Items from a figure collection:
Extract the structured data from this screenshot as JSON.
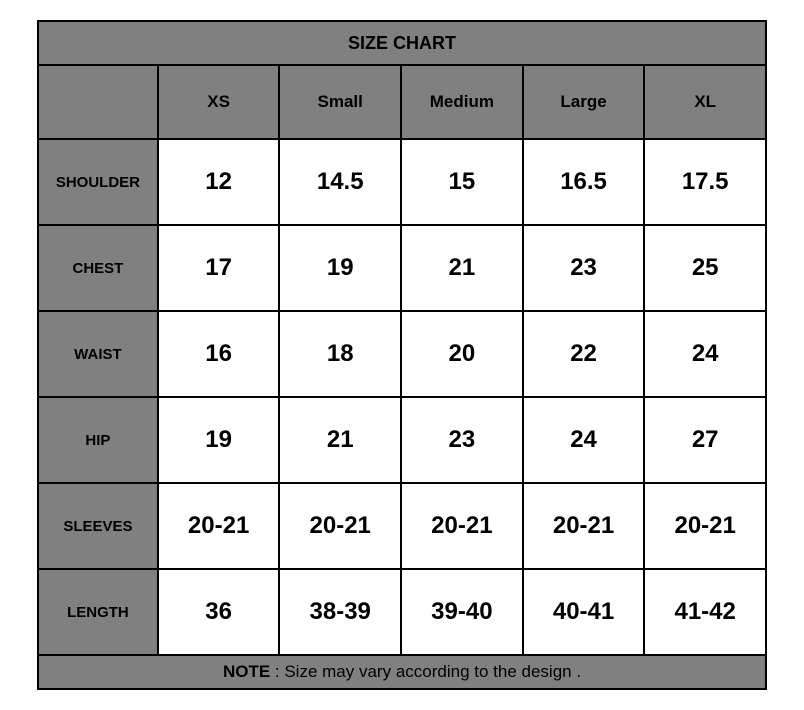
{
  "type": "table",
  "title": "SIZE CHART",
  "background_color": "#ffffff",
  "header_bg": "#808080",
  "cell_bg": "#ffffff",
  "border_color": "#000000",
  "border_width": 2,
  "title_fontsize": 18,
  "size_header_fontsize": 17,
  "row_label_fontsize": 15,
  "value_fontsize": 24,
  "note_fontsize": 17,
  "columns": [
    "XS",
    "Small",
    "Medium",
    "Large",
    "XL"
  ],
  "rows": [
    {
      "label": "SHOULDER",
      "values": [
        "12",
        "14.5",
        "15",
        "16.5",
        "17.5"
      ]
    },
    {
      "label": "CHEST",
      "values": [
        "17",
        "19",
        "21",
        "23",
        "25"
      ]
    },
    {
      "label": "WAIST",
      "values": [
        "16",
        "18",
        "20",
        "22",
        "24"
      ]
    },
    {
      "label": "HIP",
      "values": [
        "19",
        "21",
        "23",
        "24",
        "27"
      ]
    },
    {
      "label": "SLEEVES",
      "values": [
        "20-21",
        "20-21",
        "20-21",
        "20-21",
        "20-21"
      ]
    },
    {
      "label": "LENGTH",
      "values": [
        "36",
        "38-39",
        "39-40",
        "40-41",
        "41-42"
      ]
    }
  ],
  "note_label": "NOTE",
  "note_text": " : Size may vary according to the design ."
}
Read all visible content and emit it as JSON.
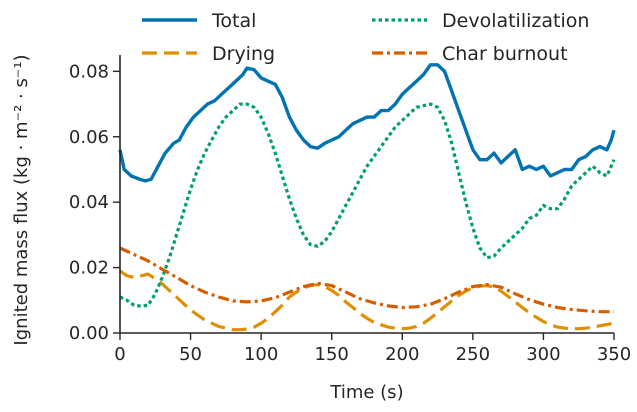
{
  "chart_data": {
    "type": "line",
    "xlabel": "Time (s)",
    "ylabel": "Ignited mass flux (kg · m⁻² · s⁻¹)",
    "xlim": [
      0,
      350
    ],
    "ylim": [
      0,
      0.085
    ],
    "xticks": [
      0,
      50,
      100,
      150,
      200,
      250,
      300,
      350
    ],
    "xtick_labels": [
      "0",
      "50",
      "100",
      "150",
      "200",
      "250",
      "300",
      "350"
    ],
    "yticks": [
      0,
      0.02,
      0.04,
      0.06,
      0.08
    ],
    "ytick_labels": [
      "0.00",
      "0.02",
      "0.04",
      "0.06",
      "0.08"
    ],
    "grid": false,
    "legend_position": "top",
    "series": [
      {
        "name": "Total",
        "color": "#0173b2",
        "style": "solid",
        "points": [
          [
            0,
            0.056
          ],
          [
            3,
            0.05
          ],
          [
            8,
            0.048
          ],
          [
            14,
            0.047
          ],
          [
            18,
            0.0465
          ],
          [
            22,
            0.047
          ],
          [
            27,
            0.051
          ],
          [
            32,
            0.055
          ],
          [
            38,
            0.058
          ],
          [
            42,
            0.059
          ],
          [
            47,
            0.063
          ],
          [
            52,
            0.066
          ],
          [
            57,
            0.068
          ],
          [
            62,
            0.07
          ],
          [
            67,
            0.071
          ],
          [
            72,
            0.073
          ],
          [
            77,
            0.075
          ],
          [
            82,
            0.077
          ],
          [
            87,
            0.079
          ],
          [
            90,
            0.081
          ],
          [
            95,
            0.0805
          ],
          [
            100,
            0.078
          ],
          [
            105,
            0.077
          ],
          [
            110,
            0.076
          ],
          [
            115,
            0.072
          ],
          [
            120,
            0.066
          ],
          [
            125,
            0.062
          ],
          [
            130,
            0.059
          ],
          [
            135,
            0.057
          ],
          [
            140,
            0.0565
          ],
          [
            145,
            0.058
          ],
          [
            150,
            0.059
          ],
          [
            155,
            0.06
          ],
          [
            160,
            0.062
          ],
          [
            165,
            0.064
          ],
          [
            170,
            0.065
          ],
          [
            175,
            0.066
          ],
          [
            180,
            0.066
          ],
          [
            185,
            0.068
          ],
          [
            190,
            0.068
          ],
          [
            195,
            0.07
          ],
          [
            200,
            0.073
          ],
          [
            205,
            0.075
          ],
          [
            210,
            0.077
          ],
          [
            215,
            0.079
          ],
          [
            220,
            0.082
          ],
          [
            225,
            0.082
          ],
          [
            230,
            0.08
          ],
          [
            235,
            0.074
          ],
          [
            240,
            0.068
          ],
          [
            245,
            0.062
          ],
          [
            250,
            0.056
          ],
          [
            255,
            0.053
          ],
          [
            260,
            0.053
          ],
          [
            265,
            0.055
          ],
          [
            270,
            0.052
          ],
          [
            275,
            0.054
          ],
          [
            280,
            0.056
          ],
          [
            285,
            0.05
          ],
          [
            290,
            0.051
          ],
          [
            295,
            0.05
          ],
          [
            300,
            0.051
          ],
          [
            305,
            0.048
          ],
          [
            310,
            0.049
          ],
          [
            315,
            0.05
          ],
          [
            320,
            0.05
          ],
          [
            325,
            0.053
          ],
          [
            330,
            0.054
          ],
          [
            335,
            0.056
          ],
          [
            340,
            0.057
          ],
          [
            345,
            0.056
          ],
          [
            348,
            0.059
          ],
          [
            350,
            0.062
          ]
        ]
      },
      {
        "name": "Drying",
        "color": "#de8f05",
        "style": "dashed",
        "points": [
          [
            0,
            0.019
          ],
          [
            5,
            0.0175
          ],
          [
            10,
            0.017
          ],
          [
            15,
            0.0175
          ],
          [
            20,
            0.018
          ],
          [
            25,
            0.0165
          ],
          [
            30,
            0.015
          ],
          [
            35,
            0.013
          ],
          [
            40,
            0.011
          ],
          [
            45,
            0.009
          ],
          [
            50,
            0.007
          ],
          [
            55,
            0.0055
          ],
          [
            60,
            0.004
          ],
          [
            65,
            0.003
          ],
          [
            70,
            0.002
          ],
          [
            75,
            0.0015
          ],
          [
            80,
            0.001
          ],
          [
            85,
            0.001
          ],
          [
            90,
            0.0012
          ],
          [
            95,
            0.0018
          ],
          [
            100,
            0.003
          ],
          [
            105,
            0.0045
          ],
          [
            110,
            0.0065
          ],
          [
            115,
            0.0085
          ],
          [
            120,
            0.011
          ],
          [
            125,
            0.0125
          ],
          [
            130,
            0.0138
          ],
          [
            135,
            0.0145
          ],
          [
            140,
            0.0148
          ],
          [
            145,
            0.0142
          ],
          [
            150,
            0.013
          ],
          [
            155,
            0.0115
          ],
          [
            160,
            0.0095
          ],
          [
            165,
            0.0078
          ],
          [
            170,
            0.006
          ],
          [
            175,
            0.0045
          ],
          [
            180,
            0.0032
          ],
          [
            185,
            0.0025
          ],
          [
            190,
            0.0018
          ],
          [
            195,
            0.0015
          ],
          [
            200,
            0.0013
          ],
          [
            205,
            0.0015
          ],
          [
            210,
            0.002
          ],
          [
            215,
            0.003
          ],
          [
            220,
            0.0045
          ],
          [
            225,
            0.0062
          ],
          [
            230,
            0.008
          ],
          [
            235,
            0.0098
          ],
          [
            240,
            0.0115
          ],
          [
            245,
            0.0128
          ],
          [
            250,
            0.0138
          ],
          [
            255,
            0.0143
          ],
          [
            260,
            0.0145
          ],
          [
            265,
            0.014
          ],
          [
            270,
            0.0128
          ],
          [
            275,
            0.0112
          ],
          [
            280,
            0.0095
          ],
          [
            285,
            0.0078
          ],
          [
            290,
            0.0062
          ],
          [
            295,
            0.0048
          ],
          [
            300,
            0.0035
          ],
          [
            305,
            0.0025
          ],
          [
            310,
            0.0018
          ],
          [
            315,
            0.0015
          ],
          [
            320,
            0.0013
          ],
          [
            325,
            0.0013
          ],
          [
            330,
            0.0015
          ],
          [
            335,
            0.0018
          ],
          [
            340,
            0.0022
          ],
          [
            345,
            0.0026
          ],
          [
            350,
            0.003
          ]
        ]
      },
      {
        "name": "Devolatilization",
        "color": "#029e73",
        "style": "dotted",
        "points": [
          [
            0,
            0.011
          ],
          [
            5,
            0.01
          ],
          [
            10,
            0.0085
          ],
          [
            15,
            0.0082
          ],
          [
            20,
            0.0085
          ],
          [
            25,
            0.012
          ],
          [
            30,
            0.017
          ],
          [
            35,
            0.023
          ],
          [
            40,
            0.03
          ],
          [
            45,
            0.037
          ],
          [
            50,
            0.044
          ],
          [
            55,
            0.05
          ],
          [
            60,
            0.055
          ],
          [
            65,
            0.059
          ],
          [
            70,
            0.063
          ],
          [
            75,
            0.066
          ],
          [
            80,
            0.068
          ],
          [
            85,
            0.07
          ],
          [
            90,
            0.07
          ],
          [
            95,
            0.069
          ],
          [
            100,
            0.066
          ],
          [
            105,
            0.061
          ],
          [
            110,
            0.055
          ],
          [
            115,
            0.048
          ],
          [
            120,
            0.041
          ],
          [
            125,
            0.035
          ],
          [
            130,
            0.03
          ],
          [
            135,
            0.027
          ],
          [
            140,
            0.0265
          ],
          [
            145,
            0.028
          ],
          [
            150,
            0.031
          ],
          [
            155,
            0.035
          ],
          [
            160,
            0.039
          ],
          [
            165,
            0.043
          ],
          [
            170,
            0.047
          ],
          [
            175,
            0.051
          ],
          [
            180,
            0.054
          ],
          [
            185,
            0.057
          ],
          [
            190,
            0.06
          ],
          [
            195,
            0.063
          ],
          [
            200,
            0.065
          ],
          [
            205,
            0.067
          ],
          [
            210,
            0.069
          ],
          [
            215,
            0.0695
          ],
          [
            220,
            0.07
          ],
          [
            225,
            0.069
          ],
          [
            230,
            0.065
          ],
          [
            235,
            0.058
          ],
          [
            240,
            0.049
          ],
          [
            245,
            0.04
          ],
          [
            250,
            0.032
          ],
          [
            255,
            0.026
          ],
          [
            260,
            0.023
          ],
          [
            265,
            0.0235
          ],
          [
            270,
            0.026
          ],
          [
            275,
            0.028
          ],
          [
            280,
            0.03
          ],
          [
            285,
            0.032
          ],
          [
            290,
            0.035
          ],
          [
            295,
            0.036
          ],
          [
            300,
            0.039
          ],
          [
            305,
            0.038
          ],
          [
            310,
            0.038
          ],
          [
            315,
            0.041
          ],
          [
            320,
            0.045
          ],
          [
            325,
            0.047
          ],
          [
            330,
            0.049
          ],
          [
            335,
            0.051
          ],
          [
            340,
            0.049
          ],
          [
            345,
            0.048
          ],
          [
            350,
            0.053
          ]
        ]
      },
      {
        "name": "Char burnout",
        "color": "#d55e00",
        "style": "dashdot",
        "points": [
          [
            0,
            0.026
          ],
          [
            10,
            0.024
          ],
          [
            20,
            0.022
          ],
          [
            30,
            0.0195
          ],
          [
            40,
            0.017
          ],
          [
            50,
            0.0145
          ],
          [
            60,
            0.0125
          ],
          [
            70,
            0.011
          ],
          [
            80,
            0.0098
          ],
          [
            90,
            0.0095
          ],
          [
            100,
            0.0098
          ],
          [
            110,
            0.0108
          ],
          [
            120,
            0.0125
          ],
          [
            130,
            0.0142
          ],
          [
            140,
            0.0152
          ],
          [
            150,
            0.0145
          ],
          [
            160,
            0.0125
          ],
          [
            170,
            0.0105
          ],
          [
            180,
            0.0092
          ],
          [
            190,
            0.0083
          ],
          [
            200,
            0.0078
          ],
          [
            210,
            0.008
          ],
          [
            220,
            0.0088
          ],
          [
            230,
            0.0105
          ],
          [
            240,
            0.0125
          ],
          [
            250,
            0.0142
          ],
          [
            260,
            0.0148
          ],
          [
            270,
            0.014
          ],
          [
            280,
            0.012
          ],
          [
            290,
            0.0102
          ],
          [
            300,
            0.0088
          ],
          [
            310,
            0.0078
          ],
          [
            320,
            0.0072
          ],
          [
            330,
            0.0068
          ],
          [
            340,
            0.0065
          ],
          [
            350,
            0.0065
          ]
        ]
      }
    ]
  }
}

REQUIRED TASK:
In the records above, how many lines contain the string "JSON"? State that number only.

EXERCISE SOLUTION:
2